◆ **PROBLEM DESCRIPTION**: Print every entry exactly once more, omitting each picture.

── RECORDS SUPPLIED ──

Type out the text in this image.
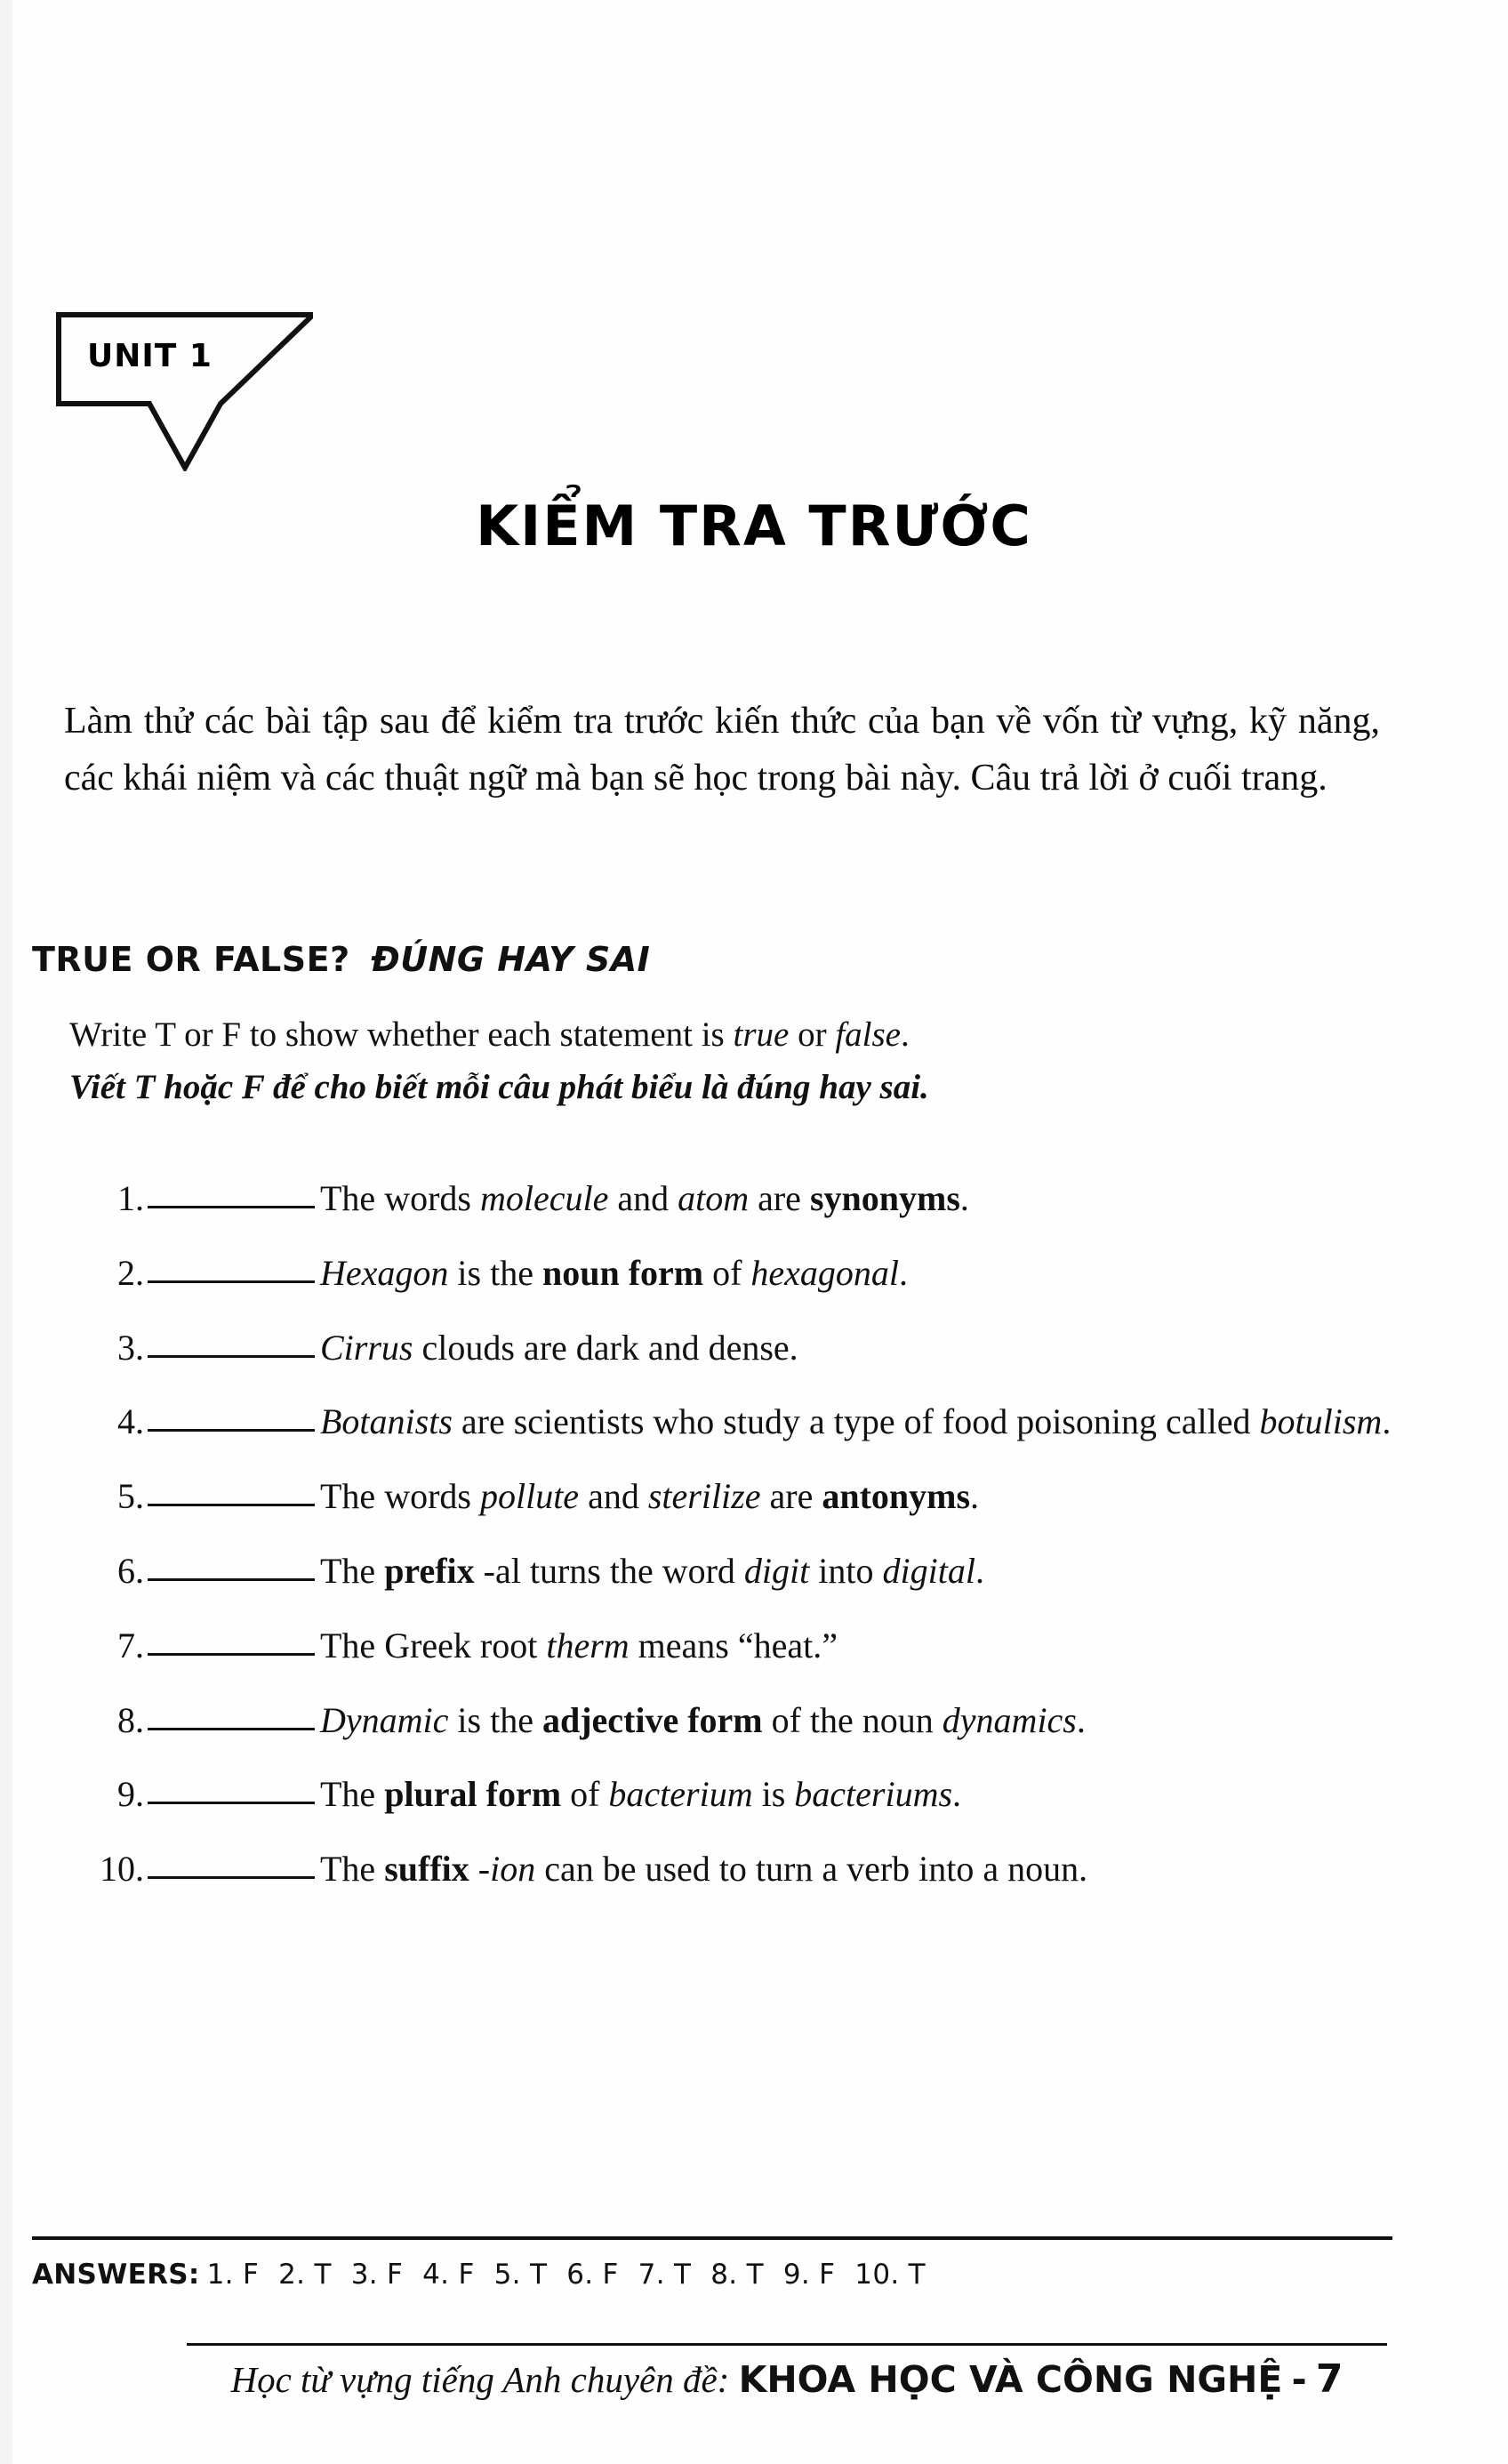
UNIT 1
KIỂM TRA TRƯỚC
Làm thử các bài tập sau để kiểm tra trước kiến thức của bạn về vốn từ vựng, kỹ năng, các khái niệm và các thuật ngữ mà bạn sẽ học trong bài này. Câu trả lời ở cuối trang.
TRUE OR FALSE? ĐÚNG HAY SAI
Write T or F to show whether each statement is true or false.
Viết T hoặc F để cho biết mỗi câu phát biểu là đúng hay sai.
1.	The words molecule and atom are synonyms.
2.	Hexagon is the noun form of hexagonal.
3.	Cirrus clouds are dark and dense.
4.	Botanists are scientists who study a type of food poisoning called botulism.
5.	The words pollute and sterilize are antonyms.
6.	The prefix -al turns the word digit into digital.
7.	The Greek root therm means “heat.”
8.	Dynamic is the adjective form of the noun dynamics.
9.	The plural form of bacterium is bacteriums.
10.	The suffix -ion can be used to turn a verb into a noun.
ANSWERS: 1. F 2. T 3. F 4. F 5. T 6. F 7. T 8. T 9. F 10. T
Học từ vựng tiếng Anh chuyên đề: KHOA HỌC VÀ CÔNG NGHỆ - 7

───

◆ **EXERCISE RESULT**:
Type out the text in this image.
UNIT 1
KIỂM TRA TRƯỚC
Làm thử các bài tập sau để kiểm tra trước kiến thức của bạn về vốn từ vựng, kỹ năng, các khái niệm và các thuật ngữ mà bạn sẽ học trong bài này. Câu trả lời ở cuối trang.
TRUE OR FALSE? ĐÚNG HAY SAI
Write T or F to show whether each statement is true or false.
Viết T hoặc F để cho biết mỗi câu phát biểu là đúng hay sai.
1.	The words molecule and atom are synonyms.
2.	Hexagon is the noun form of hexagonal.
3.	Cirrus clouds are dark and dense.
4.	Botanists are scientists who study a type of food poisoning called botulism.
5.	The words pollute and sterilize are antonyms.
6.	The prefix -al turns the word digit into digital.
7.	The Greek root therm means “heat.”
8.	Dynamic is the adjective form of the noun dynamics.
9.	The plural form of bacterium is bacteriums.
10.	The suffix -ion can be used to turn a verb into a noun.
ANSWERS: 1. F 2. T 3. F 4. F 5. T 6. F 7. T 8. T 9. F 10. T
Học từ vựng tiếng Anh chuyên đề: KHOA HỌC VÀ CÔNG NGHỆ - 7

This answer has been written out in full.